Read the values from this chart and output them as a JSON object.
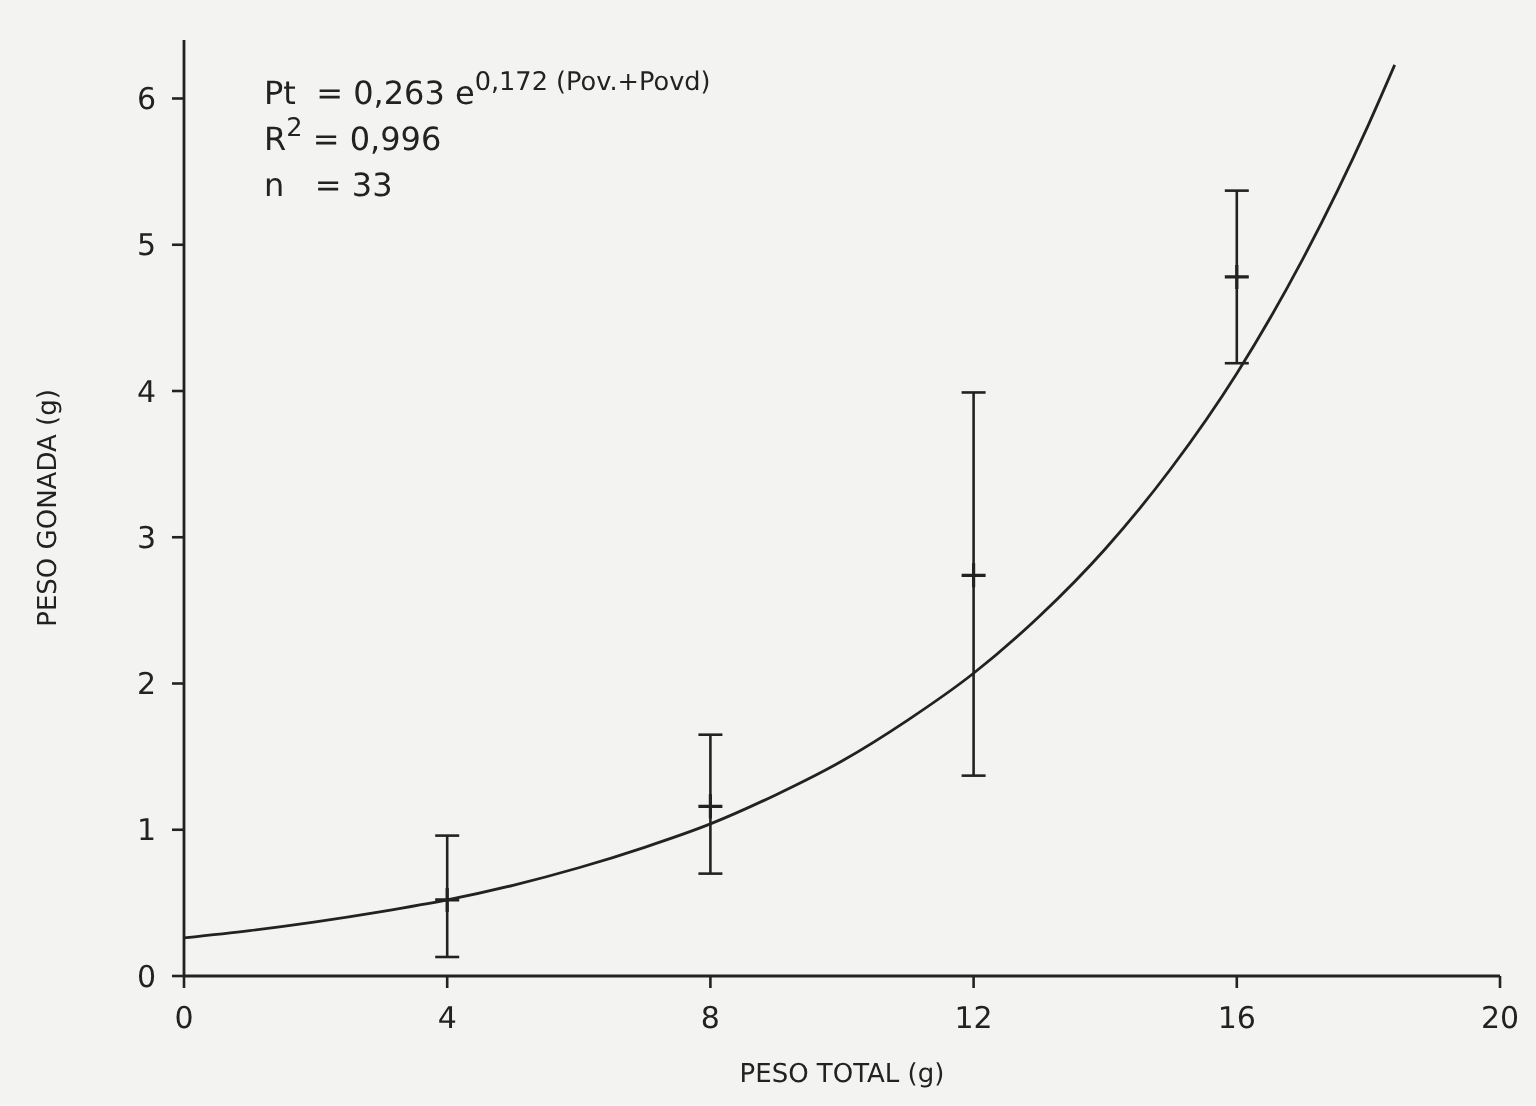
{
  "chart_data": {
    "type": "scatter",
    "xlabel": "PESO TOTAL (g)",
    "ylabel": "PESO GONADA (g)",
    "annotations": [
      "Pt  = 0,263 e$^{0,172 (Pov.+Povd)}$",
      "R$^{2}$ = 0,996",
      "n   = 33"
    ],
    "xlim": [
      0,
      20
    ],
    "xticks": [
      0,
      4,
      8,
      12,
      16,
      20
    ],
    "ylim": [
      0,
      6.4
    ],
    "yticks": [
      0,
      1,
      2,
      3,
      4,
      5,
      6
    ],
    "grid": false,
    "series": [
      {
        "color": "#222222",
        "marker": "cross",
        "x": [
          4,
          8,
          12,
          16
        ],
        "values": [
          0.52,
          1.16,
          2.74,
          4.78
        ],
        "errors": [
          [
            0.13,
            0.96
          ],
          [
            0.7,
            1.65
          ],
          [
            1.37,
            3.99
          ],
          [
            4.19,
            5.37
          ]
        ]
      },
      {
        "type": "line",
        "color": "#222222",
        "x": [
          0,
          1,
          2,
          3,
          4,
          5,
          6,
          7,
          8,
          9,
          10,
          11,
          12,
          13,
          14,
          15,
          16,
          17,
          18,
          18.4
        ],
        "values": [
          0.26,
          0.31,
          0.37,
          0.44,
          0.52,
          0.62,
          0.74,
          0.88,
          1.04,
          1.24,
          1.47,
          1.75,
          2.07,
          2.46,
          2.92,
          3.47,
          4.12,
          4.9,
          5.82,
          6.23
        ]
      }
    ]
  }
}
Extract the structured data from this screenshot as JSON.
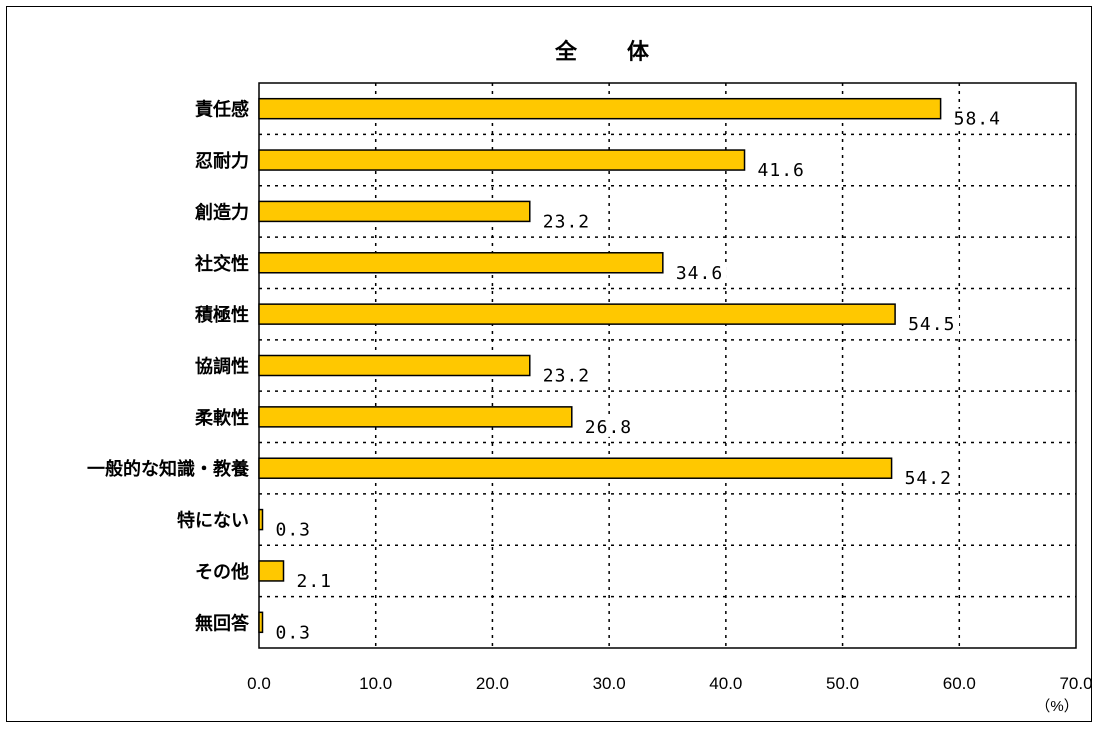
{
  "chart_data": {
    "type": "bar",
    "orientation": "horizontal",
    "title": "全　　体",
    "unit": "（%）",
    "categories": [
      "責任感",
      "忍耐力",
      "創造力",
      "社交性",
      "積極性",
      "協調性",
      "柔軟性",
      "一般的な知識・教養",
      "特にない",
      "その他",
      "無回答"
    ],
    "values": [
      58.4,
      41.6,
      23.2,
      34.6,
      54.5,
      23.2,
      26.8,
      54.2,
      0.3,
      2.1,
      0.3
    ],
    "value_labels": [
      "58.4",
      "41.6",
      "23.2",
      "34.6",
      "54.5",
      "23.2",
      "26.8",
      "54.2",
      "0.3",
      "2.1",
      "0.3"
    ],
    "tick_labels": [
      "0.0",
      "10.0",
      "20.0",
      "30.0",
      "40.0",
      "50.0",
      "60.0",
      "70.0"
    ],
    "xlim": [
      0,
      70
    ],
    "grid": true,
    "legend": "none",
    "colors": {
      "bar_fill": "#FFC800",
      "bar_stroke": "#000000"
    }
  }
}
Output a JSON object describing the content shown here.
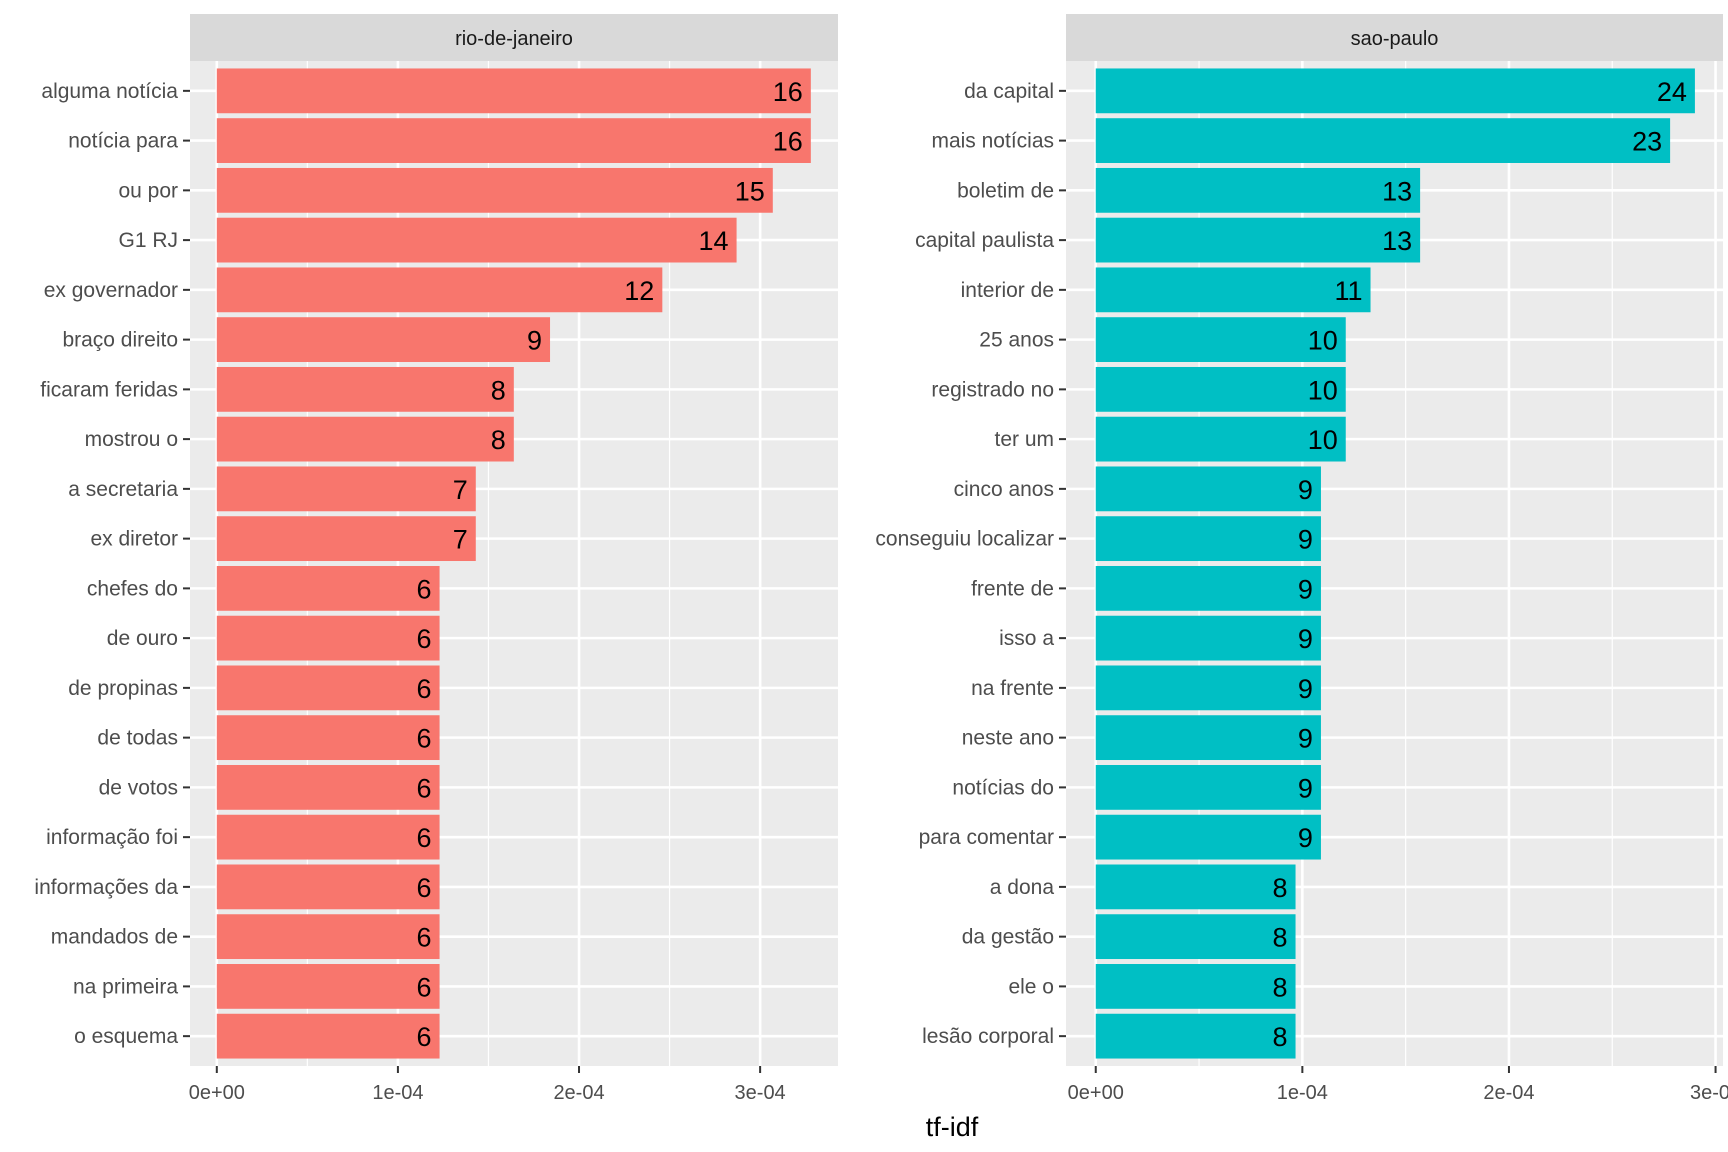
{
  "chart_data": {
    "type": "bar",
    "orientation": "horizontal",
    "xlabel": "tf-idf",
    "x_ticks": [
      "0e+00",
      "1e-04",
      "2e-04",
      "3e-04"
    ],
    "x_tick_values": [
      0,
      0.0001,
      0.0002,
      0.0003
    ],
    "grid": true,
    "panels": [
      {
        "title": "rio-de-janeiro",
        "color": "#F8766D",
        "xlim": [
          -1.48e-05,
          0.000343
        ],
        "categories": [
          "alguma notícia",
          "notícia para",
          "ou por",
          "G1 RJ",
          "ex governador",
          "braço direito",
          "ficaram feridas",
          "mostrou o",
          "a secretaria",
          "ex diretor",
          "chefes do",
          "de ouro",
          "de propinas",
          "de todas",
          "de votos",
          "informação foi",
          "informações da",
          "mandados de",
          "na primeira",
          "o esquema"
        ],
        "values": [
          0.000328,
          0.000328,
          0.000307,
          0.000287,
          0.000246,
          0.000184,
          0.000164,
          0.000164,
          0.000143,
          0.000143,
          0.000123,
          0.000123,
          0.000123,
          0.000123,
          0.000123,
          0.000123,
          0.000123,
          0.000123,
          0.000123,
          0.000123
        ],
        "labels": [
          "16",
          "16",
          "15",
          "14",
          "12",
          "9",
          "8",
          "8",
          "7",
          "7",
          "6",
          "6",
          "6",
          "6",
          "6",
          "6",
          "6",
          "6",
          "6",
          "6"
        ]
      },
      {
        "title": "sao-paulo",
        "color": "#00BFC4",
        "xlim": [
          -1.44e-05,
          0.0003036
        ],
        "categories": [
          "da capital",
          "mais notícias",
          "boletim de",
          "capital paulista",
          "interior de",
          "25 anos",
          "registrado no",
          "ter um",
          "cinco anos",
          "conseguiu localizar",
          "frente de",
          "isso a",
          "na frente",
          "neste ano",
          "notícias do",
          "para comentar",
          "a dona",
          "da gestão",
          "ele o",
          "lesão corporal"
        ],
        "values": [
          0.00029,
          0.000278,
          0.000157,
          0.000157,
          0.000133,
          0.000121,
          0.000121,
          0.000121,
          0.000109,
          0.000109,
          0.000109,
          0.000109,
          0.000109,
          0.000109,
          0.000109,
          0.000109,
          9.67e-05,
          9.67e-05,
          9.67e-05,
          9.67e-05
        ],
        "labels": [
          "24",
          "23",
          "13",
          "13",
          "11",
          "10",
          "10",
          "10",
          "9",
          "9",
          "9",
          "9",
          "9",
          "9",
          "9",
          "9",
          "8",
          "8",
          "8",
          "8"
        ]
      }
    ]
  }
}
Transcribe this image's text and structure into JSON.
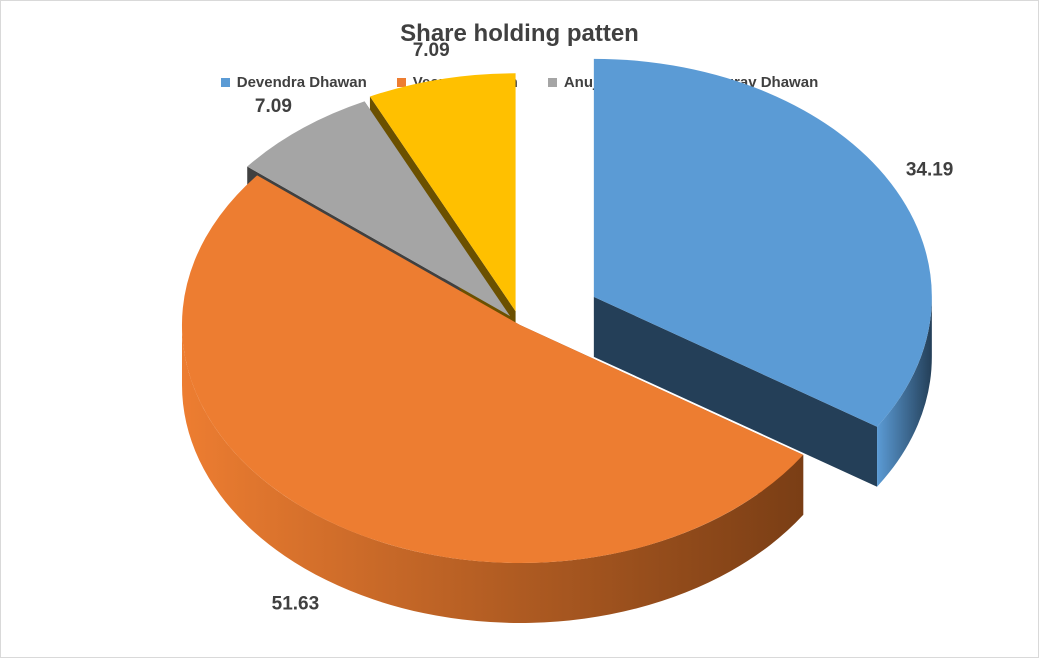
{
  "chart_data": {
    "type": "pie",
    "title": "Share holding patten",
    "categories": [
      "Devendra Dhawan",
      "Veena Dhawan",
      "Anuj Dhawan",
      "Gaurav Dhawan"
    ],
    "values": [
      34.19,
      51.63,
      7.09,
      7.09
    ],
    "data_labels": [
      "34.19",
      "51.63",
      "7.09",
      "7.09"
    ],
    "colors": [
      "#5b9bd5",
      "#ed7d31",
      "#a5a5a5",
      "#ffc000"
    ],
    "side_colors": [
      "#243f58",
      "#7a3e15",
      "#404040",
      "#6b5000"
    ],
    "legend_position": "top",
    "style": "3d-exploded"
  }
}
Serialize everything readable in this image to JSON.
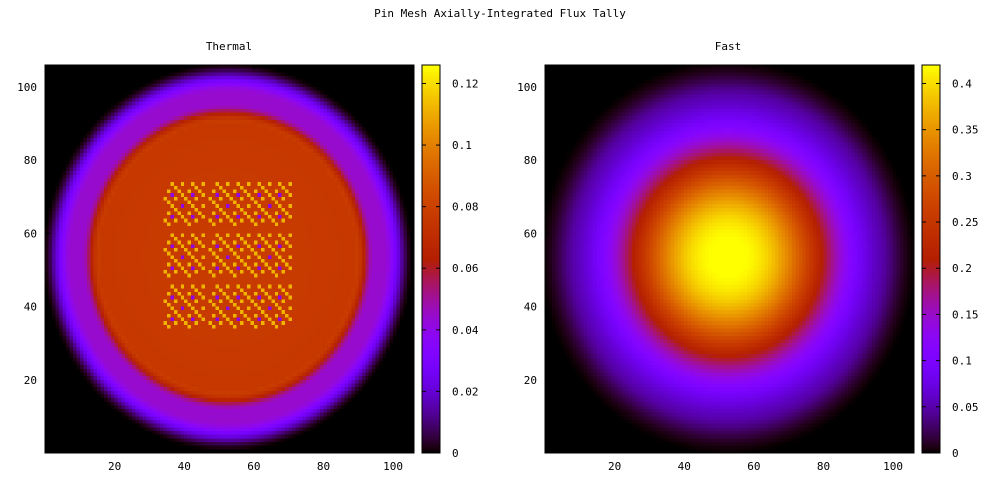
{
  "figure": {
    "title": "Pin Mesh Axially-Integrated Flux Tally"
  },
  "chart_data": [
    {
      "type": "heatmap",
      "title": "Thermal",
      "xlim": [
        0,
        106
      ],
      "ylim": [
        0,
        106
      ],
      "xticks": [
        20,
        40,
        60,
        80,
        100
      ],
      "yticks": [
        20,
        40,
        60,
        80,
        100
      ],
      "colorbar": {
        "min": 0,
        "max": 0.126,
        "ticks": [
          0,
          0.02,
          0.04,
          0.06,
          0.08,
          0.1,
          0.12
        ],
        "tick_labels": [
          "0",
          "0.02",
          "0.04",
          "0.06",
          "0.08",
          "0.1",
          "0.12"
        ],
        "colormap": "gnuplot"
      },
      "grid": false,
      "description_values": {
        "center_x": 52.5,
        "center_y": 53.5,
        "core_level": 0.078,
        "reflector_level": 0.044,
        "outer_radius": 52,
        "core_radius": 37,
        "hot_pin_level": 0.112,
        "guide_tube_level": 0.04
      }
    },
    {
      "type": "heatmap",
      "title": "Fast",
      "xlim": [
        0,
        106
      ],
      "ylim": [
        0,
        106
      ],
      "xticks": [
        20,
        40,
        60,
        80,
        100
      ],
      "yticks": [
        20,
        40,
        60,
        80,
        100
      ],
      "colorbar": {
        "min": 0,
        "max": 0.42,
        "ticks": [
          0,
          0.05,
          0.1,
          0.15,
          0.2,
          0.25,
          0.3,
          0.35,
          0.4
        ],
        "tick_labels": [
          "0",
          "0.05",
          "0.1",
          "0.15",
          "0.2",
          "0.25",
          "0.3",
          "0.35",
          "0.4"
        ],
        "colormap": "gnuplot"
      },
      "grid": false,
      "description_values": {
        "center_x": 52.5,
        "center_y": 53.5,
        "peak_level": 0.4,
        "edge_level": 0.12,
        "outer_radius": 52
      }
    }
  ]
}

*-*-*

> _STATED GOAL_: In the records above, locate every line with the string "image" and copy it.

> _RESPONSE TO THIS EXERCISE_:
Transcribe this image's text and structure into JSON.
Serialize everything readable in this image to JSON.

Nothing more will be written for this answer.